Records for this exercise:
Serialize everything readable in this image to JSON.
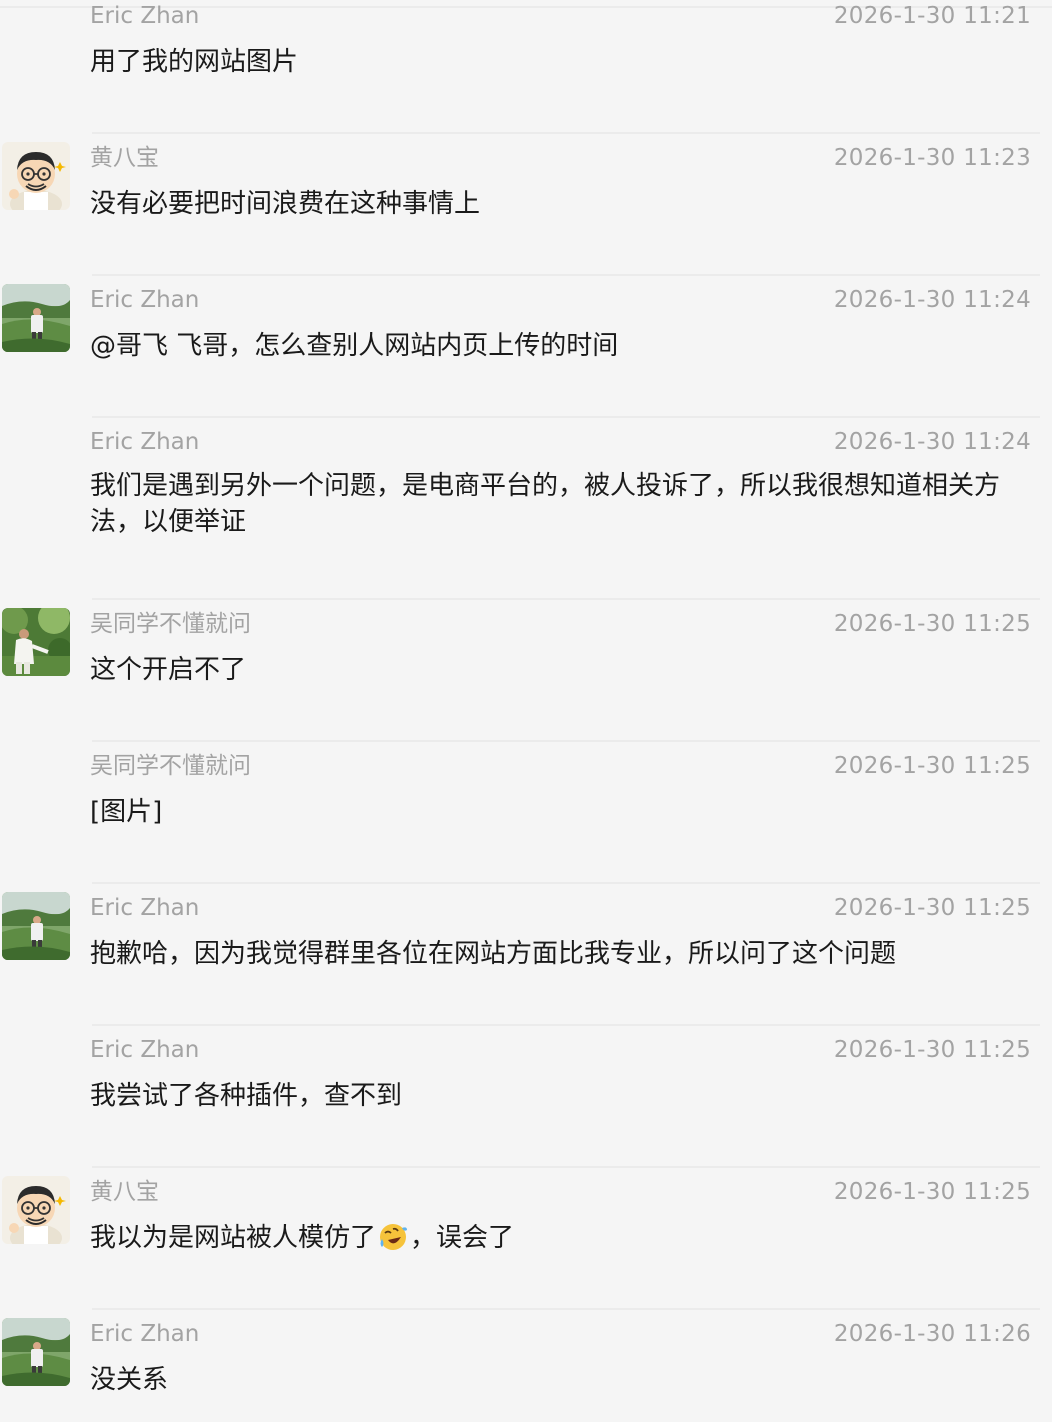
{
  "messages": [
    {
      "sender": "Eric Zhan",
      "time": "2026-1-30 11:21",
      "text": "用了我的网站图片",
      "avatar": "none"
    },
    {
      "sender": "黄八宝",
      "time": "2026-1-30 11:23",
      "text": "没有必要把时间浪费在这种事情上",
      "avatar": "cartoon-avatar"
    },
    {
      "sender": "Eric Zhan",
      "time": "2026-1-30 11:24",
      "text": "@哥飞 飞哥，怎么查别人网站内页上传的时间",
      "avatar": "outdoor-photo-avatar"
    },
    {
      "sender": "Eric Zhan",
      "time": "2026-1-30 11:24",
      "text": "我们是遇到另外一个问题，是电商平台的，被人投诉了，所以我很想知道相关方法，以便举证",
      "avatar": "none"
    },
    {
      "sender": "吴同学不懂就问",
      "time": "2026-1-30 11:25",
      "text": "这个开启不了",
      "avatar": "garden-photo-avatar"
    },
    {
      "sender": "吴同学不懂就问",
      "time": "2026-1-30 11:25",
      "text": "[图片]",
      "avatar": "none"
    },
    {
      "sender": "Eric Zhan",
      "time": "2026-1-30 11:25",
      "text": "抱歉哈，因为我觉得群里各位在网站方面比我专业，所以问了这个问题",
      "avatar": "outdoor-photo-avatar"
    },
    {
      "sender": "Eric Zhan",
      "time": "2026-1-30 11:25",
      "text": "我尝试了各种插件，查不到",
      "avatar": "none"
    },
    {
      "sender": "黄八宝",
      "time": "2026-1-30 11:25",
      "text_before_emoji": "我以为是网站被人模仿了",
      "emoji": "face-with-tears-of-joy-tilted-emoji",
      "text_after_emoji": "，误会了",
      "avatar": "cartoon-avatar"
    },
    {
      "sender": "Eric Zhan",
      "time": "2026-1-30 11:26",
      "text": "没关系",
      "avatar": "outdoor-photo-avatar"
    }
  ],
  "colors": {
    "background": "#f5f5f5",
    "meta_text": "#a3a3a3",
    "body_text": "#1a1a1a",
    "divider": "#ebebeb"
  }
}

What you have to do:
Copy every record character for character. Skip the pictures.

Exercise result:
Serialize everything readable in this image to JSON.
{
  "messages": [
    {
      "sender": "Eric Zhan",
      "time": "2026-1-30 11:21",
      "text": "用了我的网站图片",
      "avatar": "none"
    },
    {
      "sender": "黄八宝",
      "time": "2026-1-30 11:23",
      "text": "没有必要把时间浪费在这种事情上",
      "avatar": "cartoon-avatar"
    },
    {
      "sender": "Eric Zhan",
      "time": "2026-1-30 11:24",
      "text": "@哥飞 飞哥，怎么查别人网站内页上传的时间",
      "avatar": "outdoor-photo-avatar"
    },
    {
      "sender": "Eric Zhan",
      "time": "2026-1-30 11:24",
      "text": "我们是遇到另外一个问题，是电商平台的，被人投诉了，所以我很想知道相关方法，以便举证",
      "avatar": "none"
    },
    {
      "sender": "吴同学不懂就问",
      "time": "2026-1-30 11:25",
      "text": "这个开启不了",
      "avatar": "garden-photo-avatar"
    },
    {
      "sender": "吴同学不懂就问",
      "time": "2026-1-30 11:25",
      "text": "[图片]",
      "avatar": "none"
    },
    {
      "sender": "Eric Zhan",
      "time": "2026-1-30 11:25",
      "text": "抱歉哈，因为我觉得群里各位在网站方面比我专业，所以问了这个问题",
      "avatar": "outdoor-photo-avatar"
    },
    {
      "sender": "Eric Zhan",
      "time": "2026-1-30 11:25",
      "text": "我尝试了各种插件，查不到",
      "avatar": "none"
    },
    {
      "sender": "黄八宝",
      "time": "2026-1-30 11:25",
      "text_before_emoji": "我以为是网站被人模仿了",
      "emoji": "face-with-tears-of-joy-tilted-emoji",
      "text_after_emoji": "，误会了",
      "avatar": "cartoon-avatar"
    },
    {
      "sender": "Eric Zhan",
      "time": "2026-1-30 11:26",
      "text": "没关系",
      "avatar": "outdoor-photo-avatar"
    }
  ],
  "colors": {
    "background": "#f5f5f5",
    "meta_text": "#a3a3a3",
    "body_text": "#1a1a1a",
    "divider": "#ebebeb"
  }
}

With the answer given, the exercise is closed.